Data entries:
● ● ● ● ●

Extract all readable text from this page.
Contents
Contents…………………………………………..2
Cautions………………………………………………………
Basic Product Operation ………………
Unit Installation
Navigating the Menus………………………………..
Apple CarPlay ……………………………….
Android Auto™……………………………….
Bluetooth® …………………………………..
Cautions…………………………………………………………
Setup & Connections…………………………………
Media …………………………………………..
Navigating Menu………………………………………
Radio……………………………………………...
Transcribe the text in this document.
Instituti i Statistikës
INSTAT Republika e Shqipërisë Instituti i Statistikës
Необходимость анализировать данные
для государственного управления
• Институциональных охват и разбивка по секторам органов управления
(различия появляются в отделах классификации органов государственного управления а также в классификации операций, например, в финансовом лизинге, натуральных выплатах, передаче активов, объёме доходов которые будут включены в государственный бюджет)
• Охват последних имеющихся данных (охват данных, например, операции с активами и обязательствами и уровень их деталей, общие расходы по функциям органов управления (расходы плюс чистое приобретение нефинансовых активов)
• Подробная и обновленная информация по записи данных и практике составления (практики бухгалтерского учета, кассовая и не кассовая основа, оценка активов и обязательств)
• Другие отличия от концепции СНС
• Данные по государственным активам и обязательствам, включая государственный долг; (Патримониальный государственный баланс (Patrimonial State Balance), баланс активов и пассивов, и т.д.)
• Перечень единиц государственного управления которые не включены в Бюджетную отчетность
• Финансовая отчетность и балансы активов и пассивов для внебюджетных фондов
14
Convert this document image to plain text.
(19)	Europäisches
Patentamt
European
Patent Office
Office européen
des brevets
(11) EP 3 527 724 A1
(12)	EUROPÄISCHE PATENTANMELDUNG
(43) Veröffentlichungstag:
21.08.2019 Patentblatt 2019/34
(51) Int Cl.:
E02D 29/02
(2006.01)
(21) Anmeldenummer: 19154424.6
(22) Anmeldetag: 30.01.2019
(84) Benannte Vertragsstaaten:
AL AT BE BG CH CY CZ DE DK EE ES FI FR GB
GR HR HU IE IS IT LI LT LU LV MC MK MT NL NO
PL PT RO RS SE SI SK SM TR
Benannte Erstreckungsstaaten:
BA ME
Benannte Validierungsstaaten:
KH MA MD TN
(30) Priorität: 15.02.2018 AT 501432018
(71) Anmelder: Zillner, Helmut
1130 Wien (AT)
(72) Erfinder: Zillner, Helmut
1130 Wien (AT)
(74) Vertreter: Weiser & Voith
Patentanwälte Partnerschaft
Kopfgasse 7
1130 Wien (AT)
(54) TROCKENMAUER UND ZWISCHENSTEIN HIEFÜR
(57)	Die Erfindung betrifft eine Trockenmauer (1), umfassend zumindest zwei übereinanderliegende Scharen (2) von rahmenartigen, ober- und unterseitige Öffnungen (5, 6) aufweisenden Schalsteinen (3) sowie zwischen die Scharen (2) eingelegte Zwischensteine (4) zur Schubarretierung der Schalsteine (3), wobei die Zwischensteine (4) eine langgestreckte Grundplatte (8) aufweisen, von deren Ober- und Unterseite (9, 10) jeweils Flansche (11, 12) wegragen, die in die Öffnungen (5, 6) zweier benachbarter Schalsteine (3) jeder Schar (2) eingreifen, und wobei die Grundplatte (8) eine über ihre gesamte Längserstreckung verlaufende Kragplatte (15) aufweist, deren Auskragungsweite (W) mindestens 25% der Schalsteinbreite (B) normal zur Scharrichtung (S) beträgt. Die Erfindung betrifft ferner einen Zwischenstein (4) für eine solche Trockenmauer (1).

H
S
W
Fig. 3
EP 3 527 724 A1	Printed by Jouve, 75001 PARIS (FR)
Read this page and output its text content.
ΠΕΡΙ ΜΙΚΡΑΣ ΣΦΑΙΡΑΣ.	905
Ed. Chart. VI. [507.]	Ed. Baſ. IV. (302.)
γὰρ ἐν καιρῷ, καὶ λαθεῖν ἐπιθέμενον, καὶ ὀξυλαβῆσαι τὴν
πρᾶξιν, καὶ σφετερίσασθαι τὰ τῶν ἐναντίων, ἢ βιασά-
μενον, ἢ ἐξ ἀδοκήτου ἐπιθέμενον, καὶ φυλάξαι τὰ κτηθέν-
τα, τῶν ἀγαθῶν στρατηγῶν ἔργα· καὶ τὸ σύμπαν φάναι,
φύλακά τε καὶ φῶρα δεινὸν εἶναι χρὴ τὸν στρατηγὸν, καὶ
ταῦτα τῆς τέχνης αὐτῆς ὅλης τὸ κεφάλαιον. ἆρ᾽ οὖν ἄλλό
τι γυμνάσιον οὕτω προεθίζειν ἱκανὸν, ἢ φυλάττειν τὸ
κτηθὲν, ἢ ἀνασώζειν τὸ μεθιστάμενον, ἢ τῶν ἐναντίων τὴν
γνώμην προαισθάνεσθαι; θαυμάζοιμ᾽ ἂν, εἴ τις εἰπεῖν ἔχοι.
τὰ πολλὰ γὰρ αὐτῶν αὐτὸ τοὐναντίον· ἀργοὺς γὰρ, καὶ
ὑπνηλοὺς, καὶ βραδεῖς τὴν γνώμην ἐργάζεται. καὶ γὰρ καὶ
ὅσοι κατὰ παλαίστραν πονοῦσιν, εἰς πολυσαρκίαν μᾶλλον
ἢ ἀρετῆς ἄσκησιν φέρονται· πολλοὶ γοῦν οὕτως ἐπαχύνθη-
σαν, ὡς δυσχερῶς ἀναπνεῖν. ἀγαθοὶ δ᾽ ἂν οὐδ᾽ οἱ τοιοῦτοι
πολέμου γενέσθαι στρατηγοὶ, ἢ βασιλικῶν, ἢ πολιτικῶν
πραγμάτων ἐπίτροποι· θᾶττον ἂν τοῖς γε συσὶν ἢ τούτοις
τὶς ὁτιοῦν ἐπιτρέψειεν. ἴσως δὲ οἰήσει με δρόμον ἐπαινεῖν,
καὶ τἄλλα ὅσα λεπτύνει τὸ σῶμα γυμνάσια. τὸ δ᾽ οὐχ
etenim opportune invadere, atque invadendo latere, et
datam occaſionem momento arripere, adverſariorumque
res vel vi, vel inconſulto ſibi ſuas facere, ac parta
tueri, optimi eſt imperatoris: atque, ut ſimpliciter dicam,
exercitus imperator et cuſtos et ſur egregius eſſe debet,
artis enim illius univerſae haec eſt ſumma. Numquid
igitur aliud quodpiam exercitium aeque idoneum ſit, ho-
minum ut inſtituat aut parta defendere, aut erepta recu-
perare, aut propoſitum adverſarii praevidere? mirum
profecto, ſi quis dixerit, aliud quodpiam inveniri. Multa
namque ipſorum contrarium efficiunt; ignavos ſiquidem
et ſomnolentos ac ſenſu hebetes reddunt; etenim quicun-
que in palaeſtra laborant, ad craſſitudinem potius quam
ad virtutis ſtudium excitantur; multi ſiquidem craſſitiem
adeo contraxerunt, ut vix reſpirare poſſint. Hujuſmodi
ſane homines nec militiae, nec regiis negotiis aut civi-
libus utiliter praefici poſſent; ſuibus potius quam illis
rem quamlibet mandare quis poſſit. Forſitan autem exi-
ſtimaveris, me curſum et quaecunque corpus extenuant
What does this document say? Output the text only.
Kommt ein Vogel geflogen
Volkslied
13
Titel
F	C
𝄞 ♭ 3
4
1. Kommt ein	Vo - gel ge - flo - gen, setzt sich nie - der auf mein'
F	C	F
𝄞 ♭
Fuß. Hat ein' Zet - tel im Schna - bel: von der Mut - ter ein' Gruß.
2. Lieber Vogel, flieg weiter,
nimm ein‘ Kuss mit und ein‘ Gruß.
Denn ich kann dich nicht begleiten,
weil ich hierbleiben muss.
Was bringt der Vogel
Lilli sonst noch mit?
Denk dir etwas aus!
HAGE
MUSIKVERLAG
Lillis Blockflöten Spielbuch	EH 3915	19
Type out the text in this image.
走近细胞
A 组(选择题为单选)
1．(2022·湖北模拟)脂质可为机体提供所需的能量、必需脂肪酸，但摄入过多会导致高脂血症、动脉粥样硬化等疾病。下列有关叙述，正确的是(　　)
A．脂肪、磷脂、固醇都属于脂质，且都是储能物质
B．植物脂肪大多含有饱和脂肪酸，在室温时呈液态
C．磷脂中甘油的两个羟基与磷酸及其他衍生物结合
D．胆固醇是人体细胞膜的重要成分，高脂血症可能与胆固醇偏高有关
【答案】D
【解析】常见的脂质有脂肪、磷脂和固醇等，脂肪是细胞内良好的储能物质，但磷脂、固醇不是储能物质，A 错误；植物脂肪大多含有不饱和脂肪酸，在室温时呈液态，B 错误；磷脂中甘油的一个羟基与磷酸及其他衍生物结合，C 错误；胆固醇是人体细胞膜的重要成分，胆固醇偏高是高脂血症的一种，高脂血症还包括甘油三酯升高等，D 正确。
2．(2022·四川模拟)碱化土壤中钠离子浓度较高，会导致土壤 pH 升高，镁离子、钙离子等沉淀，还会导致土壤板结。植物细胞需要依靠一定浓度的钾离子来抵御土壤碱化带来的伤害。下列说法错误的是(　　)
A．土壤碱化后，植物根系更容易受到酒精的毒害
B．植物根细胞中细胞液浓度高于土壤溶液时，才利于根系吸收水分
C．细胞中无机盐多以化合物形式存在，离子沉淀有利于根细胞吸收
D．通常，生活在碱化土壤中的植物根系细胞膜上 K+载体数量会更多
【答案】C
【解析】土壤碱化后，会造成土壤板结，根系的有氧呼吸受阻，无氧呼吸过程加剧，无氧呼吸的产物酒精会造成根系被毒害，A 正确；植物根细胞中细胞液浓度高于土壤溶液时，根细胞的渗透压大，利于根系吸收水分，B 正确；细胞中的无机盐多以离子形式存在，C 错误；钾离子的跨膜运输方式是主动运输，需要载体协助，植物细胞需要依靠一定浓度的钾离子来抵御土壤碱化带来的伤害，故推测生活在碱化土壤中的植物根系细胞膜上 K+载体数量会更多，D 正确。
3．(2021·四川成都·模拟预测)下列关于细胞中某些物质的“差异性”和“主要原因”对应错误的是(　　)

● ● ● ● ●

Scan the lines above for "载体数量会更多", then copy every one that has it.

Output:
D．通常，生活在碱化土壤中的植物根系细胞膜上 K+载体数量会更多
【解析】土壤碱化后，会造成土壤板结，根系的有氧呼吸受阻，无氧呼吸过程加剧，无氧呼吸的产物酒精会造成根系被毒害，A 正确；植物根细胞中细胞液浓度高于土壤溶液时，根细胞的渗透压大，利于根系吸收水分，B 正确；细胞中的无机盐多以离子形式存在，C 错误；钾离子的跨膜运输方式是主动运输，需要载体协助，植物细胞需要依靠一定浓度的钾离子来抵御土壤碱化带来的伤害，故推测生活在碱化土壤中的植物根系细胞膜上 K+载体数量会更多，D 正确。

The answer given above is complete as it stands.